- **ABOUT THIS TASK**: I would like every line of the records below that contains the word "Ramachandraiah" copied.

- **DATASET RECORDS**:
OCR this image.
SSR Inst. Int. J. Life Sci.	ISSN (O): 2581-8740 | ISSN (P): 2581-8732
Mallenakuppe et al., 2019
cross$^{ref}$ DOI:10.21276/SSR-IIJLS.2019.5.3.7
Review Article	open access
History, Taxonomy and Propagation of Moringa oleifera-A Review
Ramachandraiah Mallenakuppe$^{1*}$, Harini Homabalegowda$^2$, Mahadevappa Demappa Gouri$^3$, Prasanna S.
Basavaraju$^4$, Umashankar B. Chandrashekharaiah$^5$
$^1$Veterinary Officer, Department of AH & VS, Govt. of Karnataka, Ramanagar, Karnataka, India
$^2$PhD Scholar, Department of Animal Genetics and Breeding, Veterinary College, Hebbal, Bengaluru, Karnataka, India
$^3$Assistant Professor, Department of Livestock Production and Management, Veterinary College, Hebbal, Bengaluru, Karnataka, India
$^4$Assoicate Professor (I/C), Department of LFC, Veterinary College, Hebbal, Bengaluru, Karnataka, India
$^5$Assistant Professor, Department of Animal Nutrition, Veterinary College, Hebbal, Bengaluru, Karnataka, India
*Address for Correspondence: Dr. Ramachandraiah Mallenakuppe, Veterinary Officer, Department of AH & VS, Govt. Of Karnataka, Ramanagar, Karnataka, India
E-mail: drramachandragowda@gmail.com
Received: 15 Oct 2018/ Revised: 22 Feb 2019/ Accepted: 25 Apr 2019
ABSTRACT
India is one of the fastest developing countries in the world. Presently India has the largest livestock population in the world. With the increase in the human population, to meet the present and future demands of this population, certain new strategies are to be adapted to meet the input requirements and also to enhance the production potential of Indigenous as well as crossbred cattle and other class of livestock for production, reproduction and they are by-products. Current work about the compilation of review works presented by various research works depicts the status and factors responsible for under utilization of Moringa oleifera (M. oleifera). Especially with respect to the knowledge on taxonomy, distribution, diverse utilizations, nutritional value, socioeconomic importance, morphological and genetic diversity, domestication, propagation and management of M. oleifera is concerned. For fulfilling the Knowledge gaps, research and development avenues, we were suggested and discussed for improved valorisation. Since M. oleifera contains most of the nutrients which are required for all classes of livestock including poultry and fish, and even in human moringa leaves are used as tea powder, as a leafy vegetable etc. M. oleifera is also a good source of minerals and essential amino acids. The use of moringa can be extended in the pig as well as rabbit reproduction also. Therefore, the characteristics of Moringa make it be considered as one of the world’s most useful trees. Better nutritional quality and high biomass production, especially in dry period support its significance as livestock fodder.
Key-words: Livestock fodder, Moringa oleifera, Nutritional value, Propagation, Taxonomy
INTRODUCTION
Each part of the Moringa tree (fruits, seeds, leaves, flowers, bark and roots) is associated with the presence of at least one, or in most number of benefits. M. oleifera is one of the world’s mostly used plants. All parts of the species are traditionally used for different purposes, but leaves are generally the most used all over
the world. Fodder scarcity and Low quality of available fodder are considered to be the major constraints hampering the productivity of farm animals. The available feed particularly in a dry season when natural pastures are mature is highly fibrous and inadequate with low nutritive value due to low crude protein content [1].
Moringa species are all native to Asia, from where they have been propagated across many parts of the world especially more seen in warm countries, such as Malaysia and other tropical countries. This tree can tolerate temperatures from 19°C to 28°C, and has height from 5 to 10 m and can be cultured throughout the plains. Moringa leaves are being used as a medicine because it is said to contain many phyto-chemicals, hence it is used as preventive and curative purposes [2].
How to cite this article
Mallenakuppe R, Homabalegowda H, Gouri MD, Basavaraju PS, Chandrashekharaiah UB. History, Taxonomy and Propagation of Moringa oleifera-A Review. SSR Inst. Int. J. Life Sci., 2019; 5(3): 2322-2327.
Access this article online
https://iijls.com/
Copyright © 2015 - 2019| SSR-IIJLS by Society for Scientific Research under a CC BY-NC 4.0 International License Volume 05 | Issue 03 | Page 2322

- **TASK SOLUTION**:
Ramachandraiah Mallenakuppe$^{1*}$, Harini Homabalegowda$^2$, Mahadevappa Demappa Gouri$^3$, Prasanna S.
*Address for Correspondence: Dr. Ramachandraiah Mallenakuppe, Veterinary Officer, Department of AH & VS, Govt. Of Karnataka, Ramanagar, Karnataka, India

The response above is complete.